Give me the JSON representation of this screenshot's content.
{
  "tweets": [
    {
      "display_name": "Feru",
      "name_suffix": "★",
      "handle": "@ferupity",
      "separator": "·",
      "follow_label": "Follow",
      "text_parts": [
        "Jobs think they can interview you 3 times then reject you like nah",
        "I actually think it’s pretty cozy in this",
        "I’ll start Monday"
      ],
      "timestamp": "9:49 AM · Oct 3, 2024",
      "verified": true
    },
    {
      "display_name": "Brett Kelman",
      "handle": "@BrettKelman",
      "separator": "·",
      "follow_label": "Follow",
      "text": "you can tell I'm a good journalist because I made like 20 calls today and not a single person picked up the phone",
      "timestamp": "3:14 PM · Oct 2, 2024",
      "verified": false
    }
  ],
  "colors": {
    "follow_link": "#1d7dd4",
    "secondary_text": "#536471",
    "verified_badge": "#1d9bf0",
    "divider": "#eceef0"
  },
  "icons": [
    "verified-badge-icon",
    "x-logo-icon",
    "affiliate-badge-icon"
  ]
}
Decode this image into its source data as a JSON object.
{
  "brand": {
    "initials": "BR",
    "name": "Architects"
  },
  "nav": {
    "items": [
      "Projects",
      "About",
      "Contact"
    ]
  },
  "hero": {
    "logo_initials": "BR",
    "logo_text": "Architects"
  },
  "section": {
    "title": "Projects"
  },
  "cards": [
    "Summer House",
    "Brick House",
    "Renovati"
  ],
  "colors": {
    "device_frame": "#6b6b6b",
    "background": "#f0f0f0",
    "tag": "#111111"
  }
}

--------------------------------------------------

__REQUIREMENTS__. Exactly as they are written, print the entries again.

__THE RESPONSE__.
Give me the JSON representation of this screenshot's content.
{
  "tweets": [
    {
      "display_name": "Feru",
      "name_suffix": "★",
      "handle": "@ferupity",
      "separator": "·",
      "follow_label": "Follow",
      "text_parts": [
        "Jobs think they can interview you 3 times then reject you like nah",
        "I actually think it’s pretty cozy in this",
        "I’ll start Monday"
      ],
      "timestamp": "9:49 AM · Oct 3, 2024",
      "verified": true
    },
    {
      "display_name": "Brett Kelman",
      "handle": "@BrettKelman",
      "separator": "·",
      "follow_label": "Follow",
      "text": "you can tell I'm a good journalist because I made like 20 calls today and not a single person picked up the phone",
      "timestamp": "3:14 PM · Oct 2, 2024",
      "verified": false
    }
  ],
  "colors": {
    "follow_link": "#1d7dd4",
    "secondary_text": "#536471",
    "verified_badge": "#1d9bf0",
    "divider": "#eceef0"
  },
  "icons": [
    "verified-badge-icon",
    "x-logo-icon",
    "affiliate-badge-icon"
  ]
}
Decode this image into its source data as a JSON object.
{
  "brand": {
    "initials": "BR",
    "name": "Architects"
  },
  "nav": {
    "items": [
      "Projects",
      "About",
      "Contact"
    ]
  },
  "hero": {
    "logo_initials": "BR",
    "logo_text": "Architects"
  },
  "section": {
    "title": "Projects"
  },
  "cards": [
    "Summer House",
    "Brick House",
    "Renovati"
  ],
  "colors": {
    "device_frame": "#6b6b6b",
    "background": "#f0f0f0",
    "tag": "#111111"
  }
}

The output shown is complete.